* DIRECTIVE:
Scan the material that follows. Copy every line containing the word "الآيات".

START DATA SHOWN

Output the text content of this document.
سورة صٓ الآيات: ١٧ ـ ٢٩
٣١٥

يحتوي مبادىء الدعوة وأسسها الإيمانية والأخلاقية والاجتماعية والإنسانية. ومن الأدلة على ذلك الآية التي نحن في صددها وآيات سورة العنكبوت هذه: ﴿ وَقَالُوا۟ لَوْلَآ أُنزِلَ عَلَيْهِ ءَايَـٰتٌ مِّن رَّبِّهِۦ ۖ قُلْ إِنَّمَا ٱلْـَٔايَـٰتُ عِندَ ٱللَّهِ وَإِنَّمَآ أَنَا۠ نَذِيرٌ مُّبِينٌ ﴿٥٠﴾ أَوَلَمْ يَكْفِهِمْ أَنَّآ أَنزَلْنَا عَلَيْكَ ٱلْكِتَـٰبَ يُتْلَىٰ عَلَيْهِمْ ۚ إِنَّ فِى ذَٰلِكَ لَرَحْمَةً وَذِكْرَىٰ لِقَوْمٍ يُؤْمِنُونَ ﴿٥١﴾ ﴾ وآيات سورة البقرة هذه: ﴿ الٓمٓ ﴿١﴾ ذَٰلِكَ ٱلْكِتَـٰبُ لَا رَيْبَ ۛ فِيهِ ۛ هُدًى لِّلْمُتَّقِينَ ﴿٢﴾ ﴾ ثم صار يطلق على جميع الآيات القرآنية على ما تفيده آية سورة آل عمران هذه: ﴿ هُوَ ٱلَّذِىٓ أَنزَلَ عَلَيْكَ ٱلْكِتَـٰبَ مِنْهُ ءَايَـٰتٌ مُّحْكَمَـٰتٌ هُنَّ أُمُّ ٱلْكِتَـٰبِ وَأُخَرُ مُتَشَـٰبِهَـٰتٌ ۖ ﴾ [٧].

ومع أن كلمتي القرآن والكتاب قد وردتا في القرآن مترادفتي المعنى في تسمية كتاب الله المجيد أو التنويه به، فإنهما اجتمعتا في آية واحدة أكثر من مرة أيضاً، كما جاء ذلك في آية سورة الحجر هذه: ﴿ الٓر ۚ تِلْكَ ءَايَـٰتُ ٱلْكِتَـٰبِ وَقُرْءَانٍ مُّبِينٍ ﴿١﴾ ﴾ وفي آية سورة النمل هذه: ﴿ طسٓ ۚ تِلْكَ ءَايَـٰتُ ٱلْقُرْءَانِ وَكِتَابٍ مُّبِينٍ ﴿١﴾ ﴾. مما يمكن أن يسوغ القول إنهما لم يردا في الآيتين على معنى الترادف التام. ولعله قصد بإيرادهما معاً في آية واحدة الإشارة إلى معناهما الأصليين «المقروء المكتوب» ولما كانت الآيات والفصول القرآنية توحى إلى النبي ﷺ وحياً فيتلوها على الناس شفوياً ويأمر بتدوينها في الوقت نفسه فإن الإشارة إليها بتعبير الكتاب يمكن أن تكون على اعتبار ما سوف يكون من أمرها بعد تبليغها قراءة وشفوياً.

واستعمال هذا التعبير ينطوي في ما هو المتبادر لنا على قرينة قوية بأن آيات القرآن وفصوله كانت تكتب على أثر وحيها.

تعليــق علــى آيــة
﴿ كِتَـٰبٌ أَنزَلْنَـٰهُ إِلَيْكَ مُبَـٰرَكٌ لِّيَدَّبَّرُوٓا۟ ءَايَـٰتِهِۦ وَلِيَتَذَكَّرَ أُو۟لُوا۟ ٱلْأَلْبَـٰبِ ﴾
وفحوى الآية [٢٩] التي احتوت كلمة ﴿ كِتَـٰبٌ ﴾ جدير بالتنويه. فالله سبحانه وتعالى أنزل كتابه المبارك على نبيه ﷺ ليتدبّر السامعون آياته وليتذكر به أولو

END DATA SHOWN

* RIGHT ANSWER:
سورة صٓ الآيات: ١٧ ـ ٢٩
يحتوي مبادىء الدعوة وأسسها الإيمانية والأخلاقية والاجتماعية والإنسانية. ومن الأدلة على ذلك الآية التي نحن في صددها وآيات سورة العنكبوت هذه: ﴿ وَقَالُوا۟ لَوْلَآ أُنزِلَ عَلَيْهِ ءَايَـٰتٌ مِّن رَّبِّهِۦ ۖ قُلْ إِنَّمَا ٱلْـَٔايَـٰتُ عِندَ ٱللَّهِ وَإِنَّمَآ أَنَا۠ نَذِيرٌ مُّبِينٌ ﴿٥٠﴾ أَوَلَمْ يَكْفِهِمْ أَنَّآ أَنزَلْنَا عَلَيْكَ ٱلْكِتَـٰبَ يُتْلَىٰ عَلَيْهِمْ ۚ إِنَّ فِى ذَٰلِكَ لَرَحْمَةً وَذِكْرَىٰ لِقَوْمٍ يُؤْمِنُونَ ﴿٥١﴾ ﴾ وآيات سورة البقرة هذه: ﴿ الٓمٓ ﴿١﴾ ذَٰلِكَ ٱلْكِتَـٰبُ لَا رَيْبَ ۛ فِيهِ ۛ هُدًى لِّلْمُتَّقِينَ ﴿٢﴾ ﴾ ثم صار يطلق على جميع الآيات القرآنية على ما تفيده آية سورة آل عمران هذه: ﴿ هُوَ ٱلَّذِىٓ أَنزَلَ عَلَيْكَ ٱلْكِتَـٰبَ مِنْهُ ءَايَـٰتٌ مُّحْكَمَـٰتٌ هُنَّ أُمُّ ٱلْكِتَـٰبِ وَأُخَرُ مُتَشَـٰبِهَـٰتٌ ۖ ﴾ [٧].
ومع أن كلمتي القرآن والكتاب قد وردتا في القرآن مترادفتي المعنى في تسمية كتاب الله المجيد أو التنويه به، فإنهما اجتمعتا في آية واحدة أكثر من مرة أيضاً، كما جاء ذلك في آية سورة الحجر هذه: ﴿ الٓر ۚ تِلْكَ ءَايَـٰتُ ٱلْكِتَـٰبِ وَقُرْءَانٍ مُّبِينٍ ﴿١﴾ ﴾ وفي آية سورة النمل هذه: ﴿ طسٓ ۚ تِلْكَ ءَايَـٰتُ ٱلْقُرْءَانِ وَكِتَابٍ مُّبِينٍ ﴿١﴾ ﴾. مما يمكن أن يسوغ القول إنهما لم يردا في الآيتين على معنى الترادف التام. ولعله قصد بإيرادهما معاً في آية واحدة الإشارة إلى معناهما الأصليين «المقروء المكتوب» ولما كانت الآيات والفصول القرآنية توحى إلى النبي ﷺ وحياً فيتلوها على الناس شفوياً ويأمر بتدوينها في الوقت نفسه فإن الإشارة إليها بتعبير الكتاب يمكن أن تكون على اعتبار ما سوف يكون من أمرها بعد تبليغها قراءة وشفوياً.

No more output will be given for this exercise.